**OPDRACHT**
Neem het gedeelte van de tekst over de debuutroman over Brussel opnieuw over, van "Debuutroman over zeepbel" tot en met "in het Flageygebouw.". Vervang daarin "kop thee" door "kop koffie".

**GEGEVEN TEKST**
__________________________________________________

“De ‘bubble’ noemen ze Brussel, omdat het een plek van tijdelijke asiel is voor Europese hoogopgeleiden die weigeren te integreren.” Een gewezen stagiaire bij de Europese Commissie bevestigt het cliché dat expats in Brussel in hun eigen zeepbel zweven. In haar eerste boek Brussel schopt Basje Bender aardig tegen de verleidelijke vrijheden van Brussel. Voortdurend danst ze op de dunne lijn tussen schalkse fictie en naakte realiteit. Wordt er werkelijk zoveel ‘gezogen’ op Place Lux?
Debuutroman over zeepbel van de Europese stagiairs
In Nederland valt amper literatuur te vinden over de ware toedracht van het eurocratenleven in Brussel. Behoudens enkele pittige boekjes van Derk Jan Eppink (Avonturen van een Nederbelg, Europese mandarijnen, De toren van Babel staat in Brussel) verscheen het jongste decennium niets dat de vermoede bedverhalen van de eurocraten naar buiten bracht. Daar vult de Nederlandse juriste Basje Bender (°1984) met haar debuutroman ‘Brussel’ een leemte in. “Brussel blijft een blinde vlek voor Nederlanders, ze hebben er geen beeld van,” stelt ze parmantig bij een kop thee in het Flageygebouw.

__________________________________________________

**GEGEVEN MATERIAAL**
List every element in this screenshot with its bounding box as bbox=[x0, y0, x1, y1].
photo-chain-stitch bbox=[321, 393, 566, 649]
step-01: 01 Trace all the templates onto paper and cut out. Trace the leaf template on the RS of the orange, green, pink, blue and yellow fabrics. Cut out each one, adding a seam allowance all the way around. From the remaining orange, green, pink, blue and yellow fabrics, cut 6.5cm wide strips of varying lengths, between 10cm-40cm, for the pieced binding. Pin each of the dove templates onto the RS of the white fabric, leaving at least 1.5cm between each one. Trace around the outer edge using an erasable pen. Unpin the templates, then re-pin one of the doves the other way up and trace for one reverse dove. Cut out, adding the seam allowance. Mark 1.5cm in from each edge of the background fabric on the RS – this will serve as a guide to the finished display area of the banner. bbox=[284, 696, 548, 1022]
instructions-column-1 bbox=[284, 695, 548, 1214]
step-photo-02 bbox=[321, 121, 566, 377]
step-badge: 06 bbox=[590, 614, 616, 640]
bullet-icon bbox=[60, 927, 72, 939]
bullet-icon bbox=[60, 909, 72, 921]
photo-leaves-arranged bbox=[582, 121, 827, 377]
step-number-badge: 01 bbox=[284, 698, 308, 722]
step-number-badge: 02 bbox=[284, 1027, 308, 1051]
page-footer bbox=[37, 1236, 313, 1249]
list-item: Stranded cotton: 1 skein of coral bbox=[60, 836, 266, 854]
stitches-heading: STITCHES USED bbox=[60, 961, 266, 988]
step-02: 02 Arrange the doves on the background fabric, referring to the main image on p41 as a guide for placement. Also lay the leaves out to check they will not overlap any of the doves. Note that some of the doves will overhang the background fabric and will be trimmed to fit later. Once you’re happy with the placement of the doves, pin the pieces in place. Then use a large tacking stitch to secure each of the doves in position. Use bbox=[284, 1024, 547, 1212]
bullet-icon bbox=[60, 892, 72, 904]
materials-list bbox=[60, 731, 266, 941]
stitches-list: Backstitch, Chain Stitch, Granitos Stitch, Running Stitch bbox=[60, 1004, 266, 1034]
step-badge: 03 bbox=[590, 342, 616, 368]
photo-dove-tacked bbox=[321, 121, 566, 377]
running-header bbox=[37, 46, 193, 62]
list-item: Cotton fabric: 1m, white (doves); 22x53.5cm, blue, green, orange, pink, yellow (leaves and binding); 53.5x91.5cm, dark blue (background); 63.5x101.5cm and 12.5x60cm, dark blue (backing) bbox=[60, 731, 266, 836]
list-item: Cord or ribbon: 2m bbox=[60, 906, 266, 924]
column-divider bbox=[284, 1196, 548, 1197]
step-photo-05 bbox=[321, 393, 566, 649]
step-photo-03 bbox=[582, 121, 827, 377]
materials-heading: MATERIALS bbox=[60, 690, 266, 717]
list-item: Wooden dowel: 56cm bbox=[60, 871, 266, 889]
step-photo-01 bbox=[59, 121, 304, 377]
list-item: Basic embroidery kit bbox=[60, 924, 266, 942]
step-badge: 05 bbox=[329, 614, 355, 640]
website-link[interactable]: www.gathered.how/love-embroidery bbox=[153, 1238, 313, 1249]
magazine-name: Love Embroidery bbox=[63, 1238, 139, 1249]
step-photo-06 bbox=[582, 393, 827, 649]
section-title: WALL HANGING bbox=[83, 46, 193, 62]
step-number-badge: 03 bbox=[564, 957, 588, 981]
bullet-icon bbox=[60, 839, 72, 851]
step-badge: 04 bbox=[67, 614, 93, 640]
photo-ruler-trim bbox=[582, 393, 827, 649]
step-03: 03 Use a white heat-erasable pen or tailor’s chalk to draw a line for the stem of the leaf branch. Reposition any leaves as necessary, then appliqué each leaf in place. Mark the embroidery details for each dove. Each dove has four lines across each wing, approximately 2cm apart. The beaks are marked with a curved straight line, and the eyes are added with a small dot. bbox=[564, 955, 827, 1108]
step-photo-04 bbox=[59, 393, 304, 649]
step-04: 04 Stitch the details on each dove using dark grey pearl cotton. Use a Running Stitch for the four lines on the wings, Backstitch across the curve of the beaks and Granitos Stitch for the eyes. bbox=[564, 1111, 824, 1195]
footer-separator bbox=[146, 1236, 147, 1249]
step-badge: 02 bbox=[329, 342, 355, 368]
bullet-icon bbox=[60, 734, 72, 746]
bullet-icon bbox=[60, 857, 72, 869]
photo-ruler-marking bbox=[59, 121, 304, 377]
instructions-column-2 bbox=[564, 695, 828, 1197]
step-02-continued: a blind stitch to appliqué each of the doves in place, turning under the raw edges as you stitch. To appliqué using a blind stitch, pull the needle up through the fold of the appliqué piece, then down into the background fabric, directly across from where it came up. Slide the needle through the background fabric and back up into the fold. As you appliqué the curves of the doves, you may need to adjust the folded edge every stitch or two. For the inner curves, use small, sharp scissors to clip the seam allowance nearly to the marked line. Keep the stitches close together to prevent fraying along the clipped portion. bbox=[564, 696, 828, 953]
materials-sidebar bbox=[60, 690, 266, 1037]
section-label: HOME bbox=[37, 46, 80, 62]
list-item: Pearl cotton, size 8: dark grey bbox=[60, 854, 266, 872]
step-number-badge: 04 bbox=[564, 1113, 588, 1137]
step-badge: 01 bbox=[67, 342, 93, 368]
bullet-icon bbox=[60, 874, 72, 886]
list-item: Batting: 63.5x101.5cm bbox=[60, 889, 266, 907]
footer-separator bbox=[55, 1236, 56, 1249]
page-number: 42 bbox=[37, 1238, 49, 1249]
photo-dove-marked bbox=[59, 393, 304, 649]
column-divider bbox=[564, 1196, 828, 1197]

__________________________________________________

**UITWERKING**
Debuutroman over zeepbel van de Europese stagiairs
In Nederland valt amper literatuur te vinden over de ware toedracht van het eurocratenleven in Brussel. Behoudens enkele pittige boekjes van Derk Jan Eppink (Avonturen van een Nederbelg, Europese mandarijnen, De toren van Babel staat in Brussel) verscheen het jongste decennium niets dat de vermoede bedverhalen van de eurocraten naar buiten bracht. Daar vult de Nederlandse juriste Basje Bender (°1984) met haar debuutroman ‘Brussel’ een leemte in. “Brussel blijft een blinde vlek voor Nederlanders, ze hebben er geen beeld van,” stelt ze parmantig bij een kop koffie in het Flageygebouw.